* [Your instructions] Pictures stay out of the copy; restate everything else in the material exactly.

* [Data shown]

----------

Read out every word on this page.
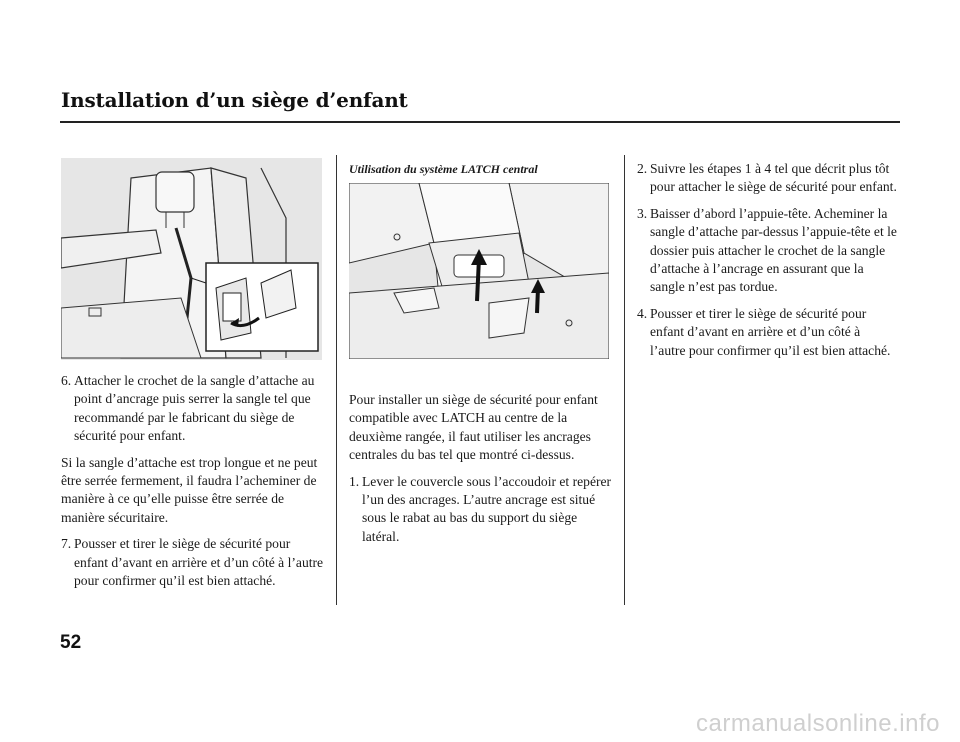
Installation d’un siège d’enfant
6. Attacher le crochet de la sangle d’attache au point d’ancrage puis serrer la sangle tel que recommandé par le fabricant du siège de sécurité pour enfant.

Si la sangle d’attache est trop longue et ne peut être serrée fermement, il faudra l’acheminer de manière à ce qu’elle puisse être serrée de manière sécuritaire.

7. Pousser et tirer le siège de sécurité pour enfant d’avant en arrière et d’un côté à l’autre pour confirmer qu’il est bien attaché.
Utilisation du système LATCH central

Pour installer un siège de sécurité pour enfant compatible avec LATCH au centre de la deuxième rangée, il faut utiliser les ancrages centrales du bas tel que montré ci-dessus.

1. Lever le couvercle sous l’accoudoir et repérer l’un des ancrages. L’autre ancrage est situé sous le rabat au bas du support du siège latéral.
2. Suivre les étapes 1 à 4 tel que décrit plus tôt pour attacher le siège de sécurité pour enfant.
3. Baisser d’abord l’appuie-tête. Acheminer la sangle d’attache par-dessus l’appuie-tête et le dossier puis attacher le crochet de la sangle d’attache à l’ancrage en assurant que la sangle n’est pas tordue.
4. Pousser et tirer le siège de sécurité pour enfant d’avant en arrière et d’un côté à l’autre pour confirmer qu’il est bien attaché.
52
carmanualsonline.info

----------

* [Output of the exercise]
Read out every word on this page.
Installation d’un siège d’enfant
6. Attacher le crochet de la sangle d’attache au point d’ancrage puis serrer la sangle tel que recommandé par le fabricant du siège de sécurité pour enfant.

Si la sangle d’attache est trop longue et ne peut être serrée fermement, il faudra l’acheminer de manière à ce qu’elle puisse être serrée de manière sécuritaire.

7. Pousser et tirer le siège de sécurité pour enfant d’avant en arrière et d’un côté à l’autre pour confirmer qu’il est bien attaché.
Utilisation du système LATCH central

Pour installer un siège de sécurité pour enfant compatible avec LATCH au centre de la deuxième rangée, il faut utiliser les ancrages centrales du bas tel que montré ci-dessus.

1. Lever le couvercle sous l’accoudoir et repérer l’un des ancrages. L’autre ancrage est situé sous le rabat au bas du support du siège latéral.
2. Suivre les étapes 1 à 4 tel que décrit plus tôt pour attacher le siège de sécurité pour enfant.
3. Baisser d’abord l’appuie-tête. Acheminer la sangle d’attache par-dessus l’appuie-tête et le dossier puis attacher le crochet de la sangle d’attache à l’ancrage en assurant que la sangle n’est pas tordue.
4. Pousser et tirer le siège de sécurité pour enfant d’avant en arrière et d’un côté à l’autre pour confirmer qu’il est bien attaché.
52
carmanualsonline.info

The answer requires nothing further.